- DATA SECTION
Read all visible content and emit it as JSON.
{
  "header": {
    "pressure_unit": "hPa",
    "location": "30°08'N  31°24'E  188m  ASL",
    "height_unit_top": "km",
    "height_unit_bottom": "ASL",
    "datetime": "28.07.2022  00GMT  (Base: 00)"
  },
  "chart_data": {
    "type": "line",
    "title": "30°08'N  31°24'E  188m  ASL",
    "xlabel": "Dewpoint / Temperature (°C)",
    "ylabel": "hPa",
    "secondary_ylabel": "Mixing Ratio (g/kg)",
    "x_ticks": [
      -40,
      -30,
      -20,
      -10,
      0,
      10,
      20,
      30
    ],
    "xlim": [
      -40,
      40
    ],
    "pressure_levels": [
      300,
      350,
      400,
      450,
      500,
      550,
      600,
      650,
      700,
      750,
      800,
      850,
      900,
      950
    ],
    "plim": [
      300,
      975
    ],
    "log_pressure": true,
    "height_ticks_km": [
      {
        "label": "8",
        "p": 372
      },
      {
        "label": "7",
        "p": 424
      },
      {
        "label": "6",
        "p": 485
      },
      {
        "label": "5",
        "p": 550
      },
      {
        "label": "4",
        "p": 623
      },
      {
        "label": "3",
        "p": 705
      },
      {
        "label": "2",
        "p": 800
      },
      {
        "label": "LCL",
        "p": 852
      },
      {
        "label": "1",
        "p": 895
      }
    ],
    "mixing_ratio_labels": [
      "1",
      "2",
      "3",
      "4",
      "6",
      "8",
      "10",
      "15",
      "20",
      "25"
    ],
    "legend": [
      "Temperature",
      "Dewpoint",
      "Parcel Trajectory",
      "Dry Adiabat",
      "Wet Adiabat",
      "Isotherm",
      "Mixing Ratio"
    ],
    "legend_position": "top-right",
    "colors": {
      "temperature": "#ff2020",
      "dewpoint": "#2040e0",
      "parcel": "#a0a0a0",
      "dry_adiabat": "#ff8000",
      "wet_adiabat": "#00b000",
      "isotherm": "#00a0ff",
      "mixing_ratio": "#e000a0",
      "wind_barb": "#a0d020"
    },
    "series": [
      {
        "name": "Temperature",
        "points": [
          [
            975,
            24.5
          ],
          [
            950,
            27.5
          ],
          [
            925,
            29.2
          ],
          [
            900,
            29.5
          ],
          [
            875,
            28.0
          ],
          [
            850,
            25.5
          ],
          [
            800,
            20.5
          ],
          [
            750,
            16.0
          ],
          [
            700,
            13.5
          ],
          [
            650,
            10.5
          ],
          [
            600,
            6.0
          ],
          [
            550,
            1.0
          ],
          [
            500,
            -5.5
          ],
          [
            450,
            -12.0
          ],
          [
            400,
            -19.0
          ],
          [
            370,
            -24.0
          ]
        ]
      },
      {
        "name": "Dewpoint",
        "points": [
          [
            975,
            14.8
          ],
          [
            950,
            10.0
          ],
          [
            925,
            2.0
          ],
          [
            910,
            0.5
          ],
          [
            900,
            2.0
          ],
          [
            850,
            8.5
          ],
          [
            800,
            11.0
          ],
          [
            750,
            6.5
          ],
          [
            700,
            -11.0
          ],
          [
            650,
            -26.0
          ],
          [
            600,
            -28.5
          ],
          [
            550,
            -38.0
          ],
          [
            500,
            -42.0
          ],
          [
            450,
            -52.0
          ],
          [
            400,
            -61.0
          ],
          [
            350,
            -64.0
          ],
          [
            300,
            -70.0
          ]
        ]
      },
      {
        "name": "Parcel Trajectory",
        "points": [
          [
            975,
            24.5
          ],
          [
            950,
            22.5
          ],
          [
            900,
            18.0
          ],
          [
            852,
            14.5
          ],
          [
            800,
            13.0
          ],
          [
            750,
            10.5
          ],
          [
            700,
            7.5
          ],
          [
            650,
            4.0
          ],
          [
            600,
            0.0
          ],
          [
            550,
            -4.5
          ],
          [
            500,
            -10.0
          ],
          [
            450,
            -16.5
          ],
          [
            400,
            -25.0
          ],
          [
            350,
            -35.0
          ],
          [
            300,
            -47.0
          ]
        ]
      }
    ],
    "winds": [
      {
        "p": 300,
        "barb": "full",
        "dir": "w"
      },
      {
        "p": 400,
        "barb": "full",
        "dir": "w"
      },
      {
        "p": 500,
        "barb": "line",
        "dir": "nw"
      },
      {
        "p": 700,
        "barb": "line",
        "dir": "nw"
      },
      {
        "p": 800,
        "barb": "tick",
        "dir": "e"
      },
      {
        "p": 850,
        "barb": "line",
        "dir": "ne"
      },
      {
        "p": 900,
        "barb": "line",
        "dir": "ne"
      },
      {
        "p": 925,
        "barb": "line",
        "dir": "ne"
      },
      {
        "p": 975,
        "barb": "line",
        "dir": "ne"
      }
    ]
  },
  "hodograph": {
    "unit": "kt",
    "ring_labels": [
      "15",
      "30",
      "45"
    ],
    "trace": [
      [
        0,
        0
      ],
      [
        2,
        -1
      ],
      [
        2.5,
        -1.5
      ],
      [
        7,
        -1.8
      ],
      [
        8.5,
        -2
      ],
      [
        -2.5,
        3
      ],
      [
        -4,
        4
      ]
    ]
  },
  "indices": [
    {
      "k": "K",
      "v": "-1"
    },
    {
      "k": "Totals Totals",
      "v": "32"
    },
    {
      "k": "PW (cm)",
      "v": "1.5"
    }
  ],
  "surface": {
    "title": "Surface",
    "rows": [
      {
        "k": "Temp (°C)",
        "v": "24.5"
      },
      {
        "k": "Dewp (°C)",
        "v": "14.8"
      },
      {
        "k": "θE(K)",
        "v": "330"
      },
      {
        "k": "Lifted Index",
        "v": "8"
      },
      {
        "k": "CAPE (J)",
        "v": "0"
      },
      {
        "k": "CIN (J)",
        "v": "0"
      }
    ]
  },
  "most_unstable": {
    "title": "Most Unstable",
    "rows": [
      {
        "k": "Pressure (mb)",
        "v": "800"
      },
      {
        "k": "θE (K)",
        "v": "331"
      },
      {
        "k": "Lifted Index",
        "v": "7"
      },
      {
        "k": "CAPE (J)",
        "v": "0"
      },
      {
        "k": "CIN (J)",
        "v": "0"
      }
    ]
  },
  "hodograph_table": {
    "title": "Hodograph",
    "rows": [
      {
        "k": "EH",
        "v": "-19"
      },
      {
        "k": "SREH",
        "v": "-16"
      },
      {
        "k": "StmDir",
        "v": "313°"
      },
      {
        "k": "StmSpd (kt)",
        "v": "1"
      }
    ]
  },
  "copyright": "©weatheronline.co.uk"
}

- TASK TO CARRY OUT
Show the lines of the records that include the string "name".

- SOLVED EXERCISE
        "name": "Temperature",
        "name": "Dewpoint",
        "name": "Parcel Trajectory",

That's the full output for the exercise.